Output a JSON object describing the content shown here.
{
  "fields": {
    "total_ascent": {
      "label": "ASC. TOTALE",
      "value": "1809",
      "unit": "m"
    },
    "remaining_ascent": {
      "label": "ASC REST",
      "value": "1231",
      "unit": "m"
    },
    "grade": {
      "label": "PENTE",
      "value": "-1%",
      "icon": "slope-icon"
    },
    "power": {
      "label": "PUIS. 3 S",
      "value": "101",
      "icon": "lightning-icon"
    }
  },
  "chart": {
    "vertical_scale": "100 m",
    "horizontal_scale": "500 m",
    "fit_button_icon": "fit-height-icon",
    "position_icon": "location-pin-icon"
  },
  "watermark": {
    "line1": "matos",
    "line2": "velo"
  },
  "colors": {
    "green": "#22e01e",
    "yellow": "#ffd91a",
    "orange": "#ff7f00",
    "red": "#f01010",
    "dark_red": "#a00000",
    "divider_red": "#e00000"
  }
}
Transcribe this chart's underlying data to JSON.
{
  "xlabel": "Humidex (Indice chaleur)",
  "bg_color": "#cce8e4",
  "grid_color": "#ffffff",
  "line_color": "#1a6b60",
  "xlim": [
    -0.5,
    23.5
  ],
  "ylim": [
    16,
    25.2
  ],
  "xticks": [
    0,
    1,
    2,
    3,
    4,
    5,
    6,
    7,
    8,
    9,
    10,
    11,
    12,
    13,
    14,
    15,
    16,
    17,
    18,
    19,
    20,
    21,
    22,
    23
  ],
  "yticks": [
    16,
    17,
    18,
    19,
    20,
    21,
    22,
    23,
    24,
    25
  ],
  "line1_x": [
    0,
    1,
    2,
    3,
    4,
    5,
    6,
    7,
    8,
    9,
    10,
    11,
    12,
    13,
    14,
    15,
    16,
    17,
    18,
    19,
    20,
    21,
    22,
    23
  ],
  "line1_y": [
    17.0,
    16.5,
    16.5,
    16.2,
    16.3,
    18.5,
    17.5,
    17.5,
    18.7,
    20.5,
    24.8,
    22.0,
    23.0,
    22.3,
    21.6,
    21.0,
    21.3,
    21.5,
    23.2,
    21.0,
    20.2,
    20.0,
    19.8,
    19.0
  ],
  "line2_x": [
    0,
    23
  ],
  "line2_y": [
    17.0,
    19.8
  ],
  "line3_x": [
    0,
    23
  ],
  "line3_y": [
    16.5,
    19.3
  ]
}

What you need to do: Nothing should be left out: return all of the records exactly.

Output for this exercise:
Output a JSON object describing the content shown here.
{
  "fields": {
    "total_ascent": {
      "label": "ASC. TOTALE",
      "value": "1809",
      "unit": "m"
    },
    "remaining_ascent": {
      "label": "ASC REST",
      "value": "1231",
      "unit": "m"
    },
    "grade": {
      "label": "PENTE",
      "value": "-1%",
      "icon": "slope-icon"
    },
    "power": {
      "label": "PUIS. 3 S",
      "value": "101",
      "icon": "lightning-icon"
    }
  },
  "chart": {
    "vertical_scale": "100 m",
    "horizontal_scale": "500 m",
    "fit_button_icon": "fit-height-icon",
    "position_icon": "location-pin-icon"
  },
  "watermark": {
    "line1": "matos",
    "line2": "velo"
  },
  "colors": {
    "green": "#22e01e",
    "yellow": "#ffd91a",
    "orange": "#ff7f00",
    "red": "#f01010",
    "dark_red": "#a00000",
    "divider_red": "#e00000"
  }
}
Transcribe this chart's underlying data to JSON.
{
  "xlabel": "Humidex (Indice chaleur)",
  "bg_color": "#cce8e4",
  "grid_color": "#ffffff",
  "line_color": "#1a6b60",
  "xlim": [
    -0.5,
    23.5
  ],
  "ylim": [
    16,
    25.2
  ],
  "xticks": [
    0,
    1,
    2,
    3,
    4,
    5,
    6,
    7,
    8,
    9,
    10,
    11,
    12,
    13,
    14,
    15,
    16,
    17,
    18,
    19,
    20,
    21,
    22,
    23
  ],
  "yticks": [
    16,
    17,
    18,
    19,
    20,
    21,
    22,
    23,
    24,
    25
  ],
  "line1_x": [
    0,
    1,
    2,
    3,
    4,
    5,
    6,
    7,
    8,
    9,
    10,
    11,
    12,
    13,
    14,
    15,
    16,
    17,
    18,
    19,
    20,
    21,
    22,
    23
  ],
  "line1_y": [
    17.0,
    16.5,
    16.5,
    16.2,
    16.3,
    18.5,
    17.5,
    17.5,
    18.7,
    20.5,
    24.8,
    22.0,
    23.0,
    22.3,
    21.6,
    21.0,
    21.3,
    21.5,
    23.2,
    21.0,
    20.2,
    20.0,
    19.8,
    19.0
  ],
  "line2_x": [
    0,
    23
  ],
  "line2_y": [
    17.0,
    19.8
  ],
  "line3_x": [
    0,
    23
  ],
  "line3_y": [
    16.5,
    19.3
  ]
}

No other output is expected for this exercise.